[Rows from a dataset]
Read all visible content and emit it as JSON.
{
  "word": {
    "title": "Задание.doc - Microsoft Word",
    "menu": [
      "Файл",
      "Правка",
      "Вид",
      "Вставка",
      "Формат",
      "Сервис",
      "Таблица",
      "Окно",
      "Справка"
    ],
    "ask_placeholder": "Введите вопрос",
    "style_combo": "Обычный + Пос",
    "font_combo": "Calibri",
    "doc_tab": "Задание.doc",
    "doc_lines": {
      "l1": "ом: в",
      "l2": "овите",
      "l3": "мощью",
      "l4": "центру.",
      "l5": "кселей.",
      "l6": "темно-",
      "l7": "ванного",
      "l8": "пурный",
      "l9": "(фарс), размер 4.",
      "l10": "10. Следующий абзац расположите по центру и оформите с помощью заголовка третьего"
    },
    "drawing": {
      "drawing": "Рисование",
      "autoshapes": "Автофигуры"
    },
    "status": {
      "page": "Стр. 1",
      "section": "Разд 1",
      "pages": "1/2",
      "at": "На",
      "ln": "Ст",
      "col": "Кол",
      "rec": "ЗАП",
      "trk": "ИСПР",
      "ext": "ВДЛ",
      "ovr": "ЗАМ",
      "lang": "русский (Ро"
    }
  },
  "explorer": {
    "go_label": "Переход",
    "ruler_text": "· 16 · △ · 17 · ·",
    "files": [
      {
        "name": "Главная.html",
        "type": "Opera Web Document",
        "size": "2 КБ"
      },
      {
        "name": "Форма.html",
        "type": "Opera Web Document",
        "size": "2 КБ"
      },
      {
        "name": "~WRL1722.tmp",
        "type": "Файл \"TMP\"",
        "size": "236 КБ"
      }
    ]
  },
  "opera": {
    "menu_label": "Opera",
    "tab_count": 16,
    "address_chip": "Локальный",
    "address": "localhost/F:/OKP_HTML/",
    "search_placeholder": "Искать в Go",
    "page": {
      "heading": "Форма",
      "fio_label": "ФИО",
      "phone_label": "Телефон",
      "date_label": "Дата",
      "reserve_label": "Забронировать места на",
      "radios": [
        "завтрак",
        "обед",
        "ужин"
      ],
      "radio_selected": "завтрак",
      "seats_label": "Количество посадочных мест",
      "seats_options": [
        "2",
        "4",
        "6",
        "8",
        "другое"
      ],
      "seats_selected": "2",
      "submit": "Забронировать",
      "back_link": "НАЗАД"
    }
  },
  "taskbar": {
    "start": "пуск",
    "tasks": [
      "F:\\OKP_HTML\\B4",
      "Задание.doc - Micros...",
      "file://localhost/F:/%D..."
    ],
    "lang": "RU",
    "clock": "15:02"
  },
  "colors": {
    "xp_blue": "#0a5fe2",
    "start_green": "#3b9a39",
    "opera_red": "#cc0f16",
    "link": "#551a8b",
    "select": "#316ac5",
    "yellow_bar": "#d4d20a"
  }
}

Written task
Hand back the material above in full, exactly as written.

Worked answer
Read all visible content and emit it as JSON.
{
  "word": {
    "title": "Задание.doc - Microsoft Word",
    "menu": [
      "Файл",
      "Правка",
      "Вид",
      "Вставка",
      "Формат",
      "Сервис",
      "Таблица",
      "Окно",
      "Справка"
    ],
    "ask_placeholder": "Введите вопрос",
    "style_combo": "Обычный + Пос",
    "font_combo": "Calibri",
    "doc_tab": "Задание.doc",
    "doc_lines": {
      "l1": "ом: в",
      "l2": "овите",
      "l3": "мощью",
      "l4": "центру.",
      "l5": "кселей.",
      "l6": "темно-",
      "l7": "ванного",
      "l8": "пурный",
      "l9": "(фарс), размер 4.",
      "l10": "10. Следующий абзац расположите по центру и оформите с помощью заголовка третьего"
    },
    "drawing": {
      "drawing": "Рисование",
      "autoshapes": "Автофигуры"
    },
    "status": {
      "page": "Стр. 1",
      "section": "Разд 1",
      "pages": "1/2",
      "at": "На",
      "ln": "Ст",
      "col": "Кол",
      "rec": "ЗАП",
      "trk": "ИСПР",
      "ext": "ВДЛ",
      "ovr": "ЗАМ",
      "lang": "русский (Ро"
    }
  },
  "explorer": {
    "go_label": "Переход",
    "ruler_text": "· 16 · △ · 17 · ·",
    "files": [
      {
        "name": "Главная.html",
        "type": "Opera Web Document",
        "size": "2 КБ"
      },
      {
        "name": "Форма.html",
        "type": "Opera Web Document",
        "size": "2 КБ"
      },
      {
        "name": "~WRL1722.tmp",
        "type": "Файл \"TMP\"",
        "size": "236 КБ"
      }
    ]
  },
  "opera": {
    "menu_label": "Opera",
    "tab_count": 16,
    "address_chip": "Локальный",
    "address": "localhost/F:/OKP_HTML/",
    "search_placeholder": "Искать в Go",
    "page": {
      "heading": "Форма",
      "fio_label": "ФИО",
      "phone_label": "Телефон",
      "date_label": "Дата",
      "reserve_label": "Забронировать места на",
      "radios": [
        "завтрак",
        "обед",
        "ужин"
      ],
      "radio_selected": "завтрак",
      "seats_label": "Количество посадочных мест",
      "seats_options": [
        "2",
        "4",
        "6",
        "8",
        "другое"
      ],
      "seats_selected": "2",
      "submit": "Забронировать",
      "back_link": "НАЗАД"
    }
  },
  "taskbar": {
    "start": "пуск",
    "tasks": [
      "F:\\OKP_HTML\\B4",
      "Задание.doc - Micros...",
      "file://localhost/F:/%D..."
    ],
    "lang": "RU",
    "clock": "15:02"
  },
  "colors": {
    "xp_blue": "#0a5fe2",
    "start_green": "#3b9a39",
    "opera_red": "#cc0f16",
    "link": "#551a8b",
    "select": "#316ac5",
    "yellow_bar": "#d4d20a"
  }
}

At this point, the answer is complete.